* Start RECORDS FOR THIS EXERCISE *

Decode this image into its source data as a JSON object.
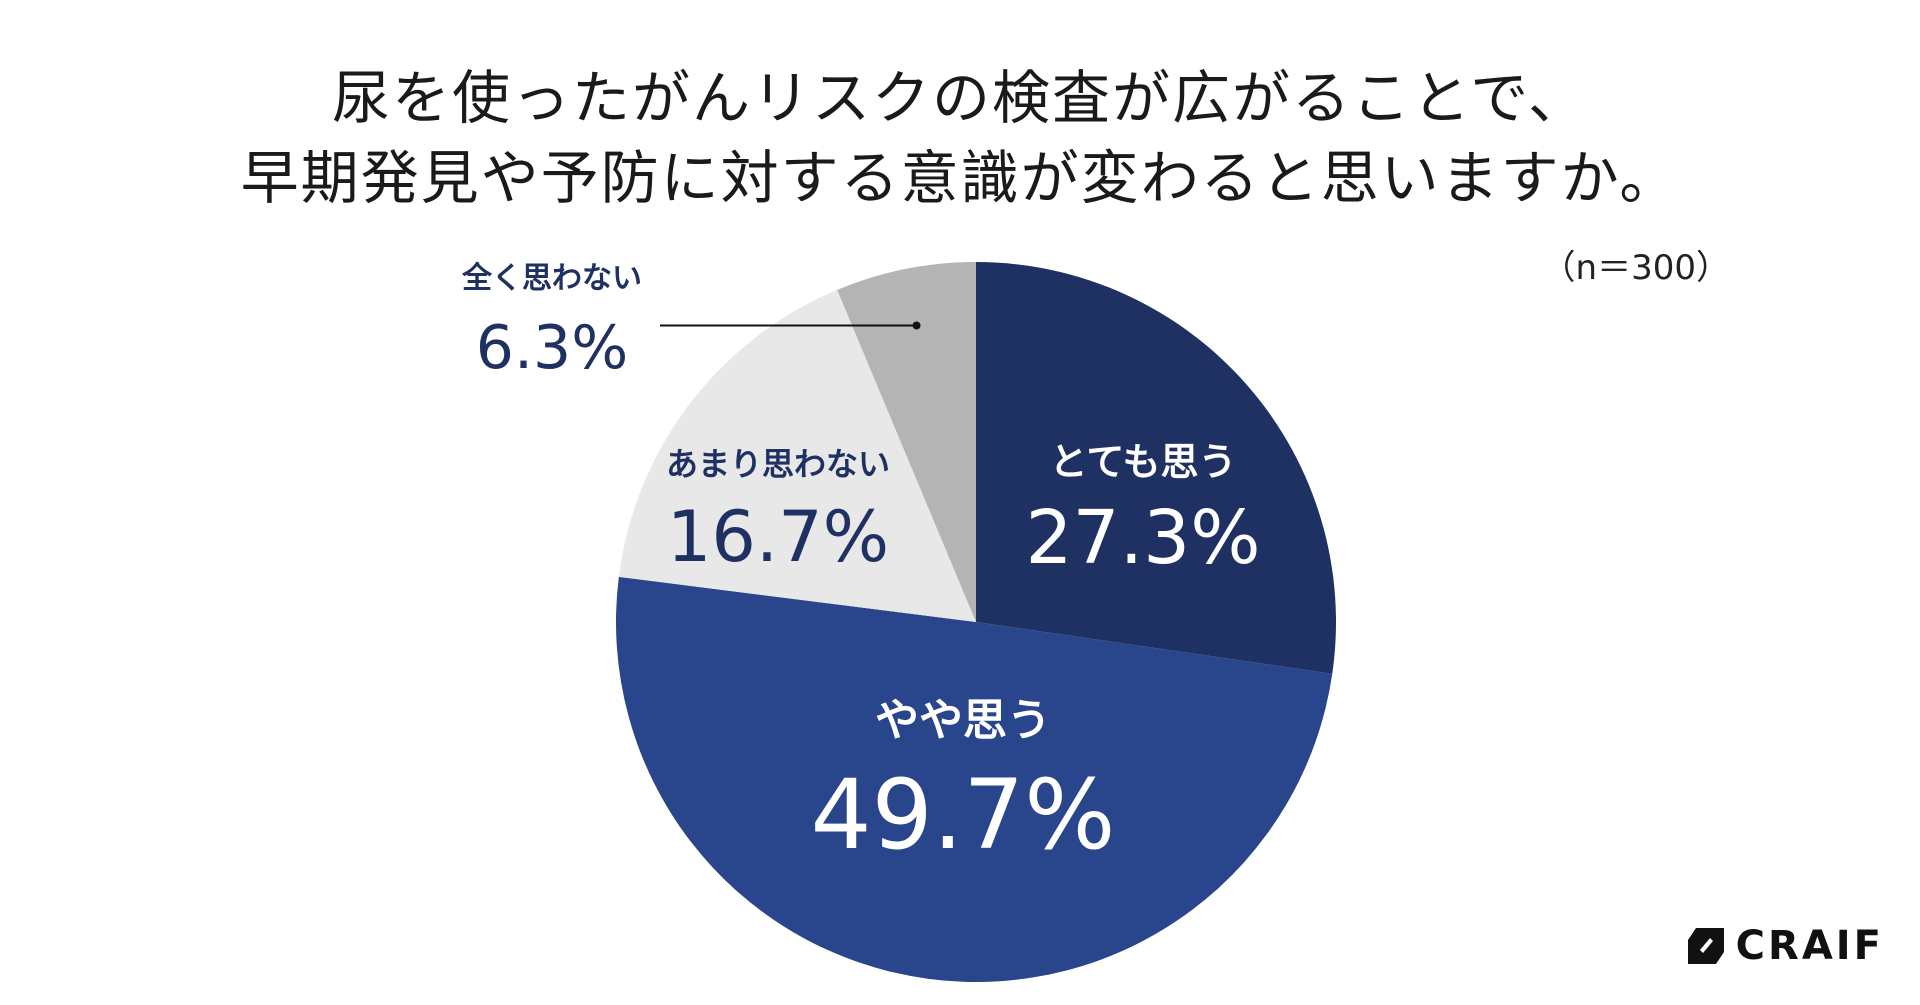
{
  "title": {
    "line1": "尿を使ったがんリスクの検査が広がることで、",
    "line2": "早期発見や予防に対する意識が変わると思いますか。"
  },
  "sample_size": "（n＝300）",
  "logo": {
    "text": "CRAIF",
    "icon": "craif-logo-icon"
  },
  "chart_data": {
    "type": "pie",
    "title": "尿を使ったがんリスクの検査が広がることで、早期発見や予防に対する意識が変わると思いますか。",
    "start": "12 o'clock, clockwise",
    "slices": [
      {
        "label": "とても思う",
        "value": 27.3,
        "value_label": "27.3%",
        "color": "#1f3163",
        "text_color": "#ffffff"
      },
      {
        "label": "やや思う",
        "value": 49.7,
        "value_label": "49.7%",
        "color": "#29458c",
        "text_color": "#ffffff"
      },
      {
        "label": "あまり思わない",
        "value": 16.7,
        "value_label": "16.7%",
        "color": "#e8e8e8",
        "text_color": "#1f3163"
      },
      {
        "label": "全く思わない",
        "value": 6.3,
        "value_label": "6.3%",
        "color": "#b4b4b4",
        "text_color": "#1f3163"
      }
    ]
  }
}
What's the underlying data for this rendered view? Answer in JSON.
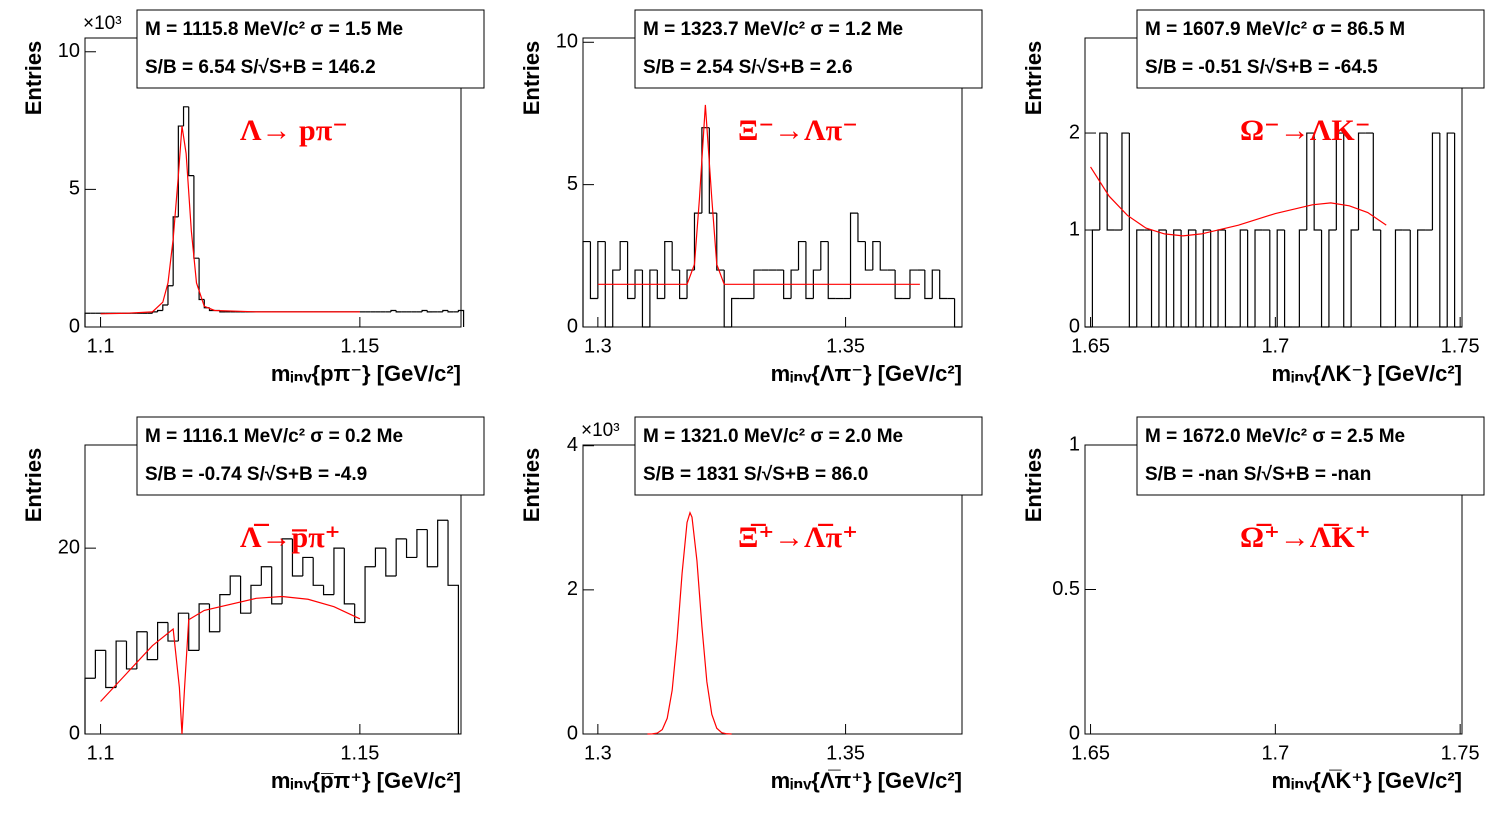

* End RECORDS FOR THIS EXERCISE *

BRIEF:
Without including any picture, retype the entries exactly.

SOLUTION:
Decode this image into its source data as a JSON object.
{
  "title": {
    "line1": "尿を使ったがんリスクの検査が広がることで、",
    "line2": "早期発見や予防に対する意識が変わると思いますか。"
  },
  "sample_size": "（n＝300）",
  "logo": {
    "text": "CRAIF",
    "icon": "craif-logo-icon"
  },
  "chart_data": {
    "type": "pie",
    "title": "尿を使ったがんリスクの検査が広がることで、早期発見や予防に対する意識が変わると思いますか。",
    "start": "12 o'clock, clockwise",
    "slices": [
      {
        "label": "とても思う",
        "value": 27.3,
        "value_label": "27.3%",
        "color": "#1f3163",
        "text_color": "#ffffff"
      },
      {
        "label": "やや思う",
        "value": 49.7,
        "value_label": "49.7%",
        "color": "#29458c",
        "text_color": "#ffffff"
      },
      {
        "label": "あまり思わない",
        "value": 16.7,
        "value_label": "16.7%",
        "color": "#e8e8e8",
        "text_color": "#1f3163"
      },
      {
        "label": "全く思わない",
        "value": 6.3,
        "value_label": "6.3%",
        "color": "#b4b4b4",
        "text_color": "#1f3163"
      }
    ]
  }
}
What's the underlying data for this rendered view? Answer in JSON.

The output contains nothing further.